▸ REQUIRED WORK: All of the data that follows should be retyped exactly, please, except the pictures.

Dataset listings of figures
• • • •

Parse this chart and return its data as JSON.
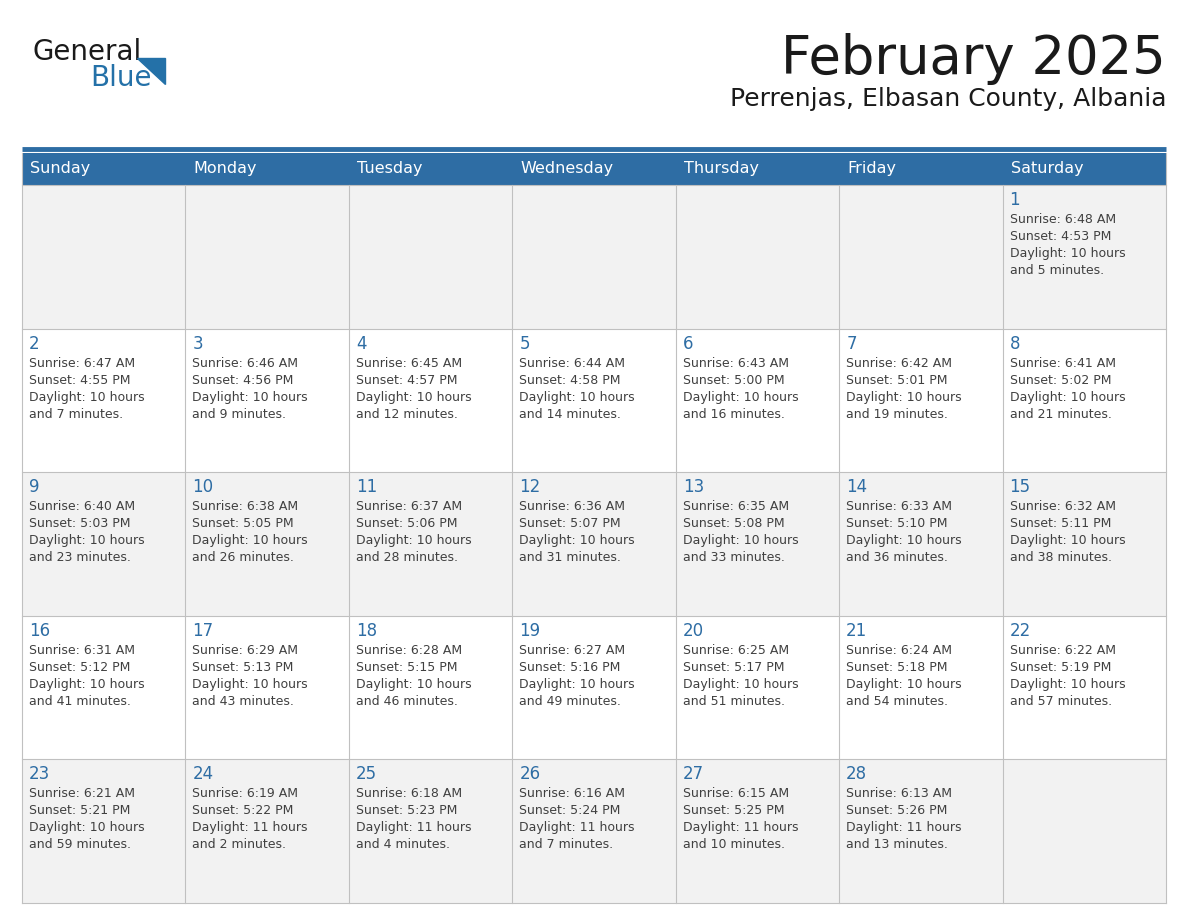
{
  "title": "February 2025",
  "subtitle": "Perrenjas, Elbasan County, Albania",
  "header_bg": "#2E6DA4",
  "header_text_color": "#FFFFFF",
  "cell_bg_row0": "#F2F2F2",
  "cell_bg_row1": "#FFFFFF",
  "cell_bg_row2": "#F2F2F2",
  "cell_bg_row3": "#FFFFFF",
  "cell_bg_row4": "#F2F2F2",
  "day_number_color": "#2E6DA4",
  "detail_text_color": "#404040",
  "grid_line_color": "#C0C0C0",
  "days_of_week": [
    "Sunday",
    "Monday",
    "Tuesday",
    "Wednesday",
    "Thursday",
    "Friday",
    "Saturday"
  ],
  "weeks": [
    [
      {
        "date": "",
        "sunrise": "",
        "sunset": "",
        "daylight": ""
      },
      {
        "date": "",
        "sunrise": "",
        "sunset": "",
        "daylight": ""
      },
      {
        "date": "",
        "sunrise": "",
        "sunset": "",
        "daylight": ""
      },
      {
        "date": "",
        "sunrise": "",
        "sunset": "",
        "daylight": ""
      },
      {
        "date": "",
        "sunrise": "",
        "sunset": "",
        "daylight": ""
      },
      {
        "date": "",
        "sunrise": "",
        "sunset": "",
        "daylight": ""
      },
      {
        "date": "1",
        "sunrise": "Sunrise: 6:48 AM",
        "sunset": "Sunset: 4:53 PM",
        "daylight": "Daylight: 10 hours\nand 5 minutes."
      }
    ],
    [
      {
        "date": "2",
        "sunrise": "Sunrise: 6:47 AM",
        "sunset": "Sunset: 4:55 PM",
        "daylight": "Daylight: 10 hours\nand 7 minutes."
      },
      {
        "date": "3",
        "sunrise": "Sunrise: 6:46 AM",
        "sunset": "Sunset: 4:56 PM",
        "daylight": "Daylight: 10 hours\nand 9 minutes."
      },
      {
        "date": "4",
        "sunrise": "Sunrise: 6:45 AM",
        "sunset": "Sunset: 4:57 PM",
        "daylight": "Daylight: 10 hours\nand 12 minutes."
      },
      {
        "date": "5",
        "sunrise": "Sunrise: 6:44 AM",
        "sunset": "Sunset: 4:58 PM",
        "daylight": "Daylight: 10 hours\nand 14 minutes."
      },
      {
        "date": "6",
        "sunrise": "Sunrise: 6:43 AM",
        "sunset": "Sunset: 5:00 PM",
        "daylight": "Daylight: 10 hours\nand 16 minutes."
      },
      {
        "date": "7",
        "sunrise": "Sunrise: 6:42 AM",
        "sunset": "Sunset: 5:01 PM",
        "daylight": "Daylight: 10 hours\nand 19 minutes."
      },
      {
        "date": "8",
        "sunrise": "Sunrise: 6:41 AM",
        "sunset": "Sunset: 5:02 PM",
        "daylight": "Daylight: 10 hours\nand 21 minutes."
      }
    ],
    [
      {
        "date": "9",
        "sunrise": "Sunrise: 6:40 AM",
        "sunset": "Sunset: 5:03 PM",
        "daylight": "Daylight: 10 hours\nand 23 minutes."
      },
      {
        "date": "10",
        "sunrise": "Sunrise: 6:38 AM",
        "sunset": "Sunset: 5:05 PM",
        "daylight": "Daylight: 10 hours\nand 26 minutes."
      },
      {
        "date": "11",
        "sunrise": "Sunrise: 6:37 AM",
        "sunset": "Sunset: 5:06 PM",
        "daylight": "Daylight: 10 hours\nand 28 minutes."
      },
      {
        "date": "12",
        "sunrise": "Sunrise: 6:36 AM",
        "sunset": "Sunset: 5:07 PM",
        "daylight": "Daylight: 10 hours\nand 31 minutes."
      },
      {
        "date": "13",
        "sunrise": "Sunrise: 6:35 AM",
        "sunset": "Sunset: 5:08 PM",
        "daylight": "Daylight: 10 hours\nand 33 minutes."
      },
      {
        "date": "14",
        "sunrise": "Sunrise: 6:33 AM",
        "sunset": "Sunset: 5:10 PM",
        "daylight": "Daylight: 10 hours\nand 36 minutes."
      },
      {
        "date": "15",
        "sunrise": "Sunrise: 6:32 AM",
        "sunset": "Sunset: 5:11 PM",
        "daylight": "Daylight: 10 hours\nand 38 minutes."
      }
    ],
    [
      {
        "date": "16",
        "sunrise": "Sunrise: 6:31 AM",
        "sunset": "Sunset: 5:12 PM",
        "daylight": "Daylight: 10 hours\nand 41 minutes."
      },
      {
        "date": "17",
        "sunrise": "Sunrise: 6:29 AM",
        "sunset": "Sunset: 5:13 PM",
        "daylight": "Daylight: 10 hours\nand 43 minutes."
      },
      {
        "date": "18",
        "sunrise": "Sunrise: 6:28 AM",
        "sunset": "Sunset: 5:15 PM",
        "daylight": "Daylight: 10 hours\nand 46 minutes."
      },
      {
        "date": "19",
        "sunrise": "Sunrise: 6:27 AM",
        "sunset": "Sunset: 5:16 PM",
        "daylight": "Daylight: 10 hours\nand 49 minutes."
      },
      {
        "date": "20",
        "sunrise": "Sunrise: 6:25 AM",
        "sunset": "Sunset: 5:17 PM",
        "daylight": "Daylight: 10 hours\nand 51 minutes."
      },
      {
        "date": "21",
        "sunrise": "Sunrise: 6:24 AM",
        "sunset": "Sunset: 5:18 PM",
        "daylight": "Daylight: 10 hours\nand 54 minutes."
      },
      {
        "date": "22",
        "sunrise": "Sunrise: 6:22 AM",
        "sunset": "Sunset: 5:19 PM",
        "daylight": "Daylight: 10 hours\nand 57 minutes."
      }
    ],
    [
      {
        "date": "23",
        "sunrise": "Sunrise: 6:21 AM",
        "sunset": "Sunset: 5:21 PM",
        "daylight": "Daylight: 10 hours\nand 59 minutes."
      },
      {
        "date": "24",
        "sunrise": "Sunrise: 6:19 AM",
        "sunset": "Sunset: 5:22 PM",
        "daylight": "Daylight: 11 hours\nand 2 minutes."
      },
      {
        "date": "25",
        "sunrise": "Sunrise: 6:18 AM",
        "sunset": "Sunset: 5:23 PM",
        "daylight": "Daylight: 11 hours\nand 4 minutes."
      },
      {
        "date": "26",
        "sunrise": "Sunrise: 6:16 AM",
        "sunset": "Sunset: 5:24 PM",
        "daylight": "Daylight: 11 hours\nand 7 minutes."
      },
      {
        "date": "27",
        "sunrise": "Sunrise: 6:15 AM",
        "sunset": "Sunset: 5:25 PM",
        "daylight": "Daylight: 11 hours\nand 10 minutes."
      },
      {
        "date": "28",
        "sunrise": "Sunrise: 6:13 AM",
        "sunset": "Sunset: 5:26 PM",
        "daylight": "Daylight: 11 hours\nand 13 minutes."
      },
      {
        "date": "",
        "sunrise": "",
        "sunset": "",
        "daylight": ""
      }
    ]
  ],
  "logo_text1": "General",
  "logo_text2": "Blue",
  "logo_color1": "#1a1a1a",
  "logo_color2": "#2471A8",
  "logo_triangle_color": "#2471A8",
  "title_fontsize": 38,
  "subtitle_fontsize": 18,
  "header_fontsize": 11.5,
  "date_fontsize": 12,
  "detail_fontsize": 9
}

• • • •

▸ OUTPUT OF THE TASK:
Parse this chart and return its data as JSON.
{
  "title": "February 2025",
  "subtitle": "Perrenjas, Elbasan County, Albania",
  "header_bg": "#2E6DA4",
  "header_text_color": "#FFFFFF",
  "cell_bg_row0": "#F2F2F2",
  "cell_bg_row1": "#FFFFFF",
  "cell_bg_row2": "#F2F2F2",
  "cell_bg_row3": "#FFFFFF",
  "cell_bg_row4": "#F2F2F2",
  "day_number_color": "#2E6DA4",
  "detail_text_color": "#404040",
  "grid_line_color": "#C0C0C0",
  "days_of_week": [
    "Sunday",
    "Monday",
    "Tuesday",
    "Wednesday",
    "Thursday",
    "Friday",
    "Saturday"
  ],
  "weeks": [
    [
      {
        "date": "",
        "sunrise": "",
        "sunset": "",
        "daylight": ""
      },
      {
        "date": "",
        "sunrise": "",
        "sunset": "",
        "daylight": ""
      },
      {
        "date": "",
        "sunrise": "",
        "sunset": "",
        "daylight": ""
      },
      {
        "date": "",
        "sunrise": "",
        "sunset": "",
        "daylight": ""
      },
      {
        "date": "",
        "sunrise": "",
        "sunset": "",
        "daylight": ""
      },
      {
        "date": "",
        "sunrise": "",
        "sunset": "",
        "daylight": ""
      },
      {
        "date": "1",
        "sunrise": "Sunrise: 6:48 AM",
        "sunset": "Sunset: 4:53 PM",
        "daylight": "Daylight: 10 hours\nand 5 minutes."
      }
    ],
    [
      {
        "date": "2",
        "sunrise": "Sunrise: 6:47 AM",
        "sunset": "Sunset: 4:55 PM",
        "daylight": "Daylight: 10 hours\nand 7 minutes."
      },
      {
        "date": "3",
        "sunrise": "Sunrise: 6:46 AM",
        "sunset": "Sunset: 4:56 PM",
        "daylight": "Daylight: 10 hours\nand 9 minutes."
      },
      {
        "date": "4",
        "sunrise": "Sunrise: 6:45 AM",
        "sunset": "Sunset: 4:57 PM",
        "daylight": "Daylight: 10 hours\nand 12 minutes."
      },
      {
        "date": "5",
        "sunrise": "Sunrise: 6:44 AM",
        "sunset": "Sunset: 4:58 PM",
        "daylight": "Daylight: 10 hours\nand 14 minutes."
      },
      {
        "date": "6",
        "sunrise": "Sunrise: 6:43 AM",
        "sunset": "Sunset: 5:00 PM",
        "daylight": "Daylight: 10 hours\nand 16 minutes."
      },
      {
        "date": "7",
        "sunrise": "Sunrise: 6:42 AM",
        "sunset": "Sunset: 5:01 PM",
        "daylight": "Daylight: 10 hours\nand 19 minutes."
      },
      {
        "date": "8",
        "sunrise": "Sunrise: 6:41 AM",
        "sunset": "Sunset: 5:02 PM",
        "daylight": "Daylight: 10 hours\nand 21 minutes."
      }
    ],
    [
      {
        "date": "9",
        "sunrise": "Sunrise: 6:40 AM",
        "sunset": "Sunset: 5:03 PM",
        "daylight": "Daylight: 10 hours\nand 23 minutes."
      },
      {
        "date": "10",
        "sunrise": "Sunrise: 6:38 AM",
        "sunset": "Sunset: 5:05 PM",
        "daylight": "Daylight: 10 hours\nand 26 minutes."
      },
      {
        "date": "11",
        "sunrise": "Sunrise: 6:37 AM",
        "sunset": "Sunset: 5:06 PM",
        "daylight": "Daylight: 10 hours\nand 28 minutes."
      },
      {
        "date": "12",
        "sunrise": "Sunrise: 6:36 AM",
        "sunset": "Sunset: 5:07 PM",
        "daylight": "Daylight: 10 hours\nand 31 minutes."
      },
      {
        "date": "13",
        "sunrise": "Sunrise: 6:35 AM",
        "sunset": "Sunset: 5:08 PM",
        "daylight": "Daylight: 10 hours\nand 33 minutes."
      },
      {
        "date": "14",
        "sunrise": "Sunrise: 6:33 AM",
        "sunset": "Sunset: 5:10 PM",
        "daylight": "Daylight: 10 hours\nand 36 minutes."
      },
      {
        "date": "15",
        "sunrise": "Sunrise: 6:32 AM",
        "sunset": "Sunset: 5:11 PM",
        "daylight": "Daylight: 10 hours\nand 38 minutes."
      }
    ],
    [
      {
        "date": "16",
        "sunrise": "Sunrise: 6:31 AM",
        "sunset": "Sunset: 5:12 PM",
        "daylight": "Daylight: 10 hours\nand 41 minutes."
      },
      {
        "date": "17",
        "sunrise": "Sunrise: 6:29 AM",
        "sunset": "Sunset: 5:13 PM",
        "daylight": "Daylight: 10 hours\nand 43 minutes."
      },
      {
        "date": "18",
        "sunrise": "Sunrise: 6:28 AM",
        "sunset": "Sunset: 5:15 PM",
        "daylight": "Daylight: 10 hours\nand 46 minutes."
      },
      {
        "date": "19",
        "sunrise": "Sunrise: 6:27 AM",
        "sunset": "Sunset: 5:16 PM",
        "daylight": "Daylight: 10 hours\nand 49 minutes."
      },
      {
        "date": "20",
        "sunrise": "Sunrise: 6:25 AM",
        "sunset": "Sunset: 5:17 PM",
        "daylight": "Daylight: 10 hours\nand 51 minutes."
      },
      {
        "date": "21",
        "sunrise": "Sunrise: 6:24 AM",
        "sunset": "Sunset: 5:18 PM",
        "daylight": "Daylight: 10 hours\nand 54 minutes."
      },
      {
        "date": "22",
        "sunrise": "Sunrise: 6:22 AM",
        "sunset": "Sunset: 5:19 PM",
        "daylight": "Daylight: 10 hours\nand 57 minutes."
      }
    ],
    [
      {
        "date": "23",
        "sunrise": "Sunrise: 6:21 AM",
        "sunset": "Sunset: 5:21 PM",
        "daylight": "Daylight: 10 hours\nand 59 minutes."
      },
      {
        "date": "24",
        "sunrise": "Sunrise: 6:19 AM",
        "sunset": "Sunset: 5:22 PM",
        "daylight": "Daylight: 11 hours\nand 2 minutes."
      },
      {
        "date": "25",
        "sunrise": "Sunrise: 6:18 AM",
        "sunset": "Sunset: 5:23 PM",
        "daylight": "Daylight: 11 hours\nand 4 minutes."
      },
      {
        "date": "26",
        "sunrise": "Sunrise: 6:16 AM",
        "sunset": "Sunset: 5:24 PM",
        "daylight": "Daylight: 11 hours\nand 7 minutes."
      },
      {
        "date": "27",
        "sunrise": "Sunrise: 6:15 AM",
        "sunset": "Sunset: 5:25 PM",
        "daylight": "Daylight: 11 hours\nand 10 minutes."
      },
      {
        "date": "28",
        "sunrise": "Sunrise: 6:13 AM",
        "sunset": "Sunset: 5:26 PM",
        "daylight": "Daylight: 11 hours\nand 13 minutes."
      },
      {
        "date": "",
        "sunrise": "",
        "sunset": "",
        "daylight": ""
      }
    ]
  ],
  "logo_text1": "General",
  "logo_text2": "Blue",
  "logo_color1": "#1a1a1a",
  "logo_color2": "#2471A8",
  "logo_triangle_color": "#2471A8",
  "title_fontsize": 38,
  "subtitle_fontsize": 18,
  "header_fontsize": 11.5,
  "date_fontsize": 12,
  "detail_fontsize": 9
}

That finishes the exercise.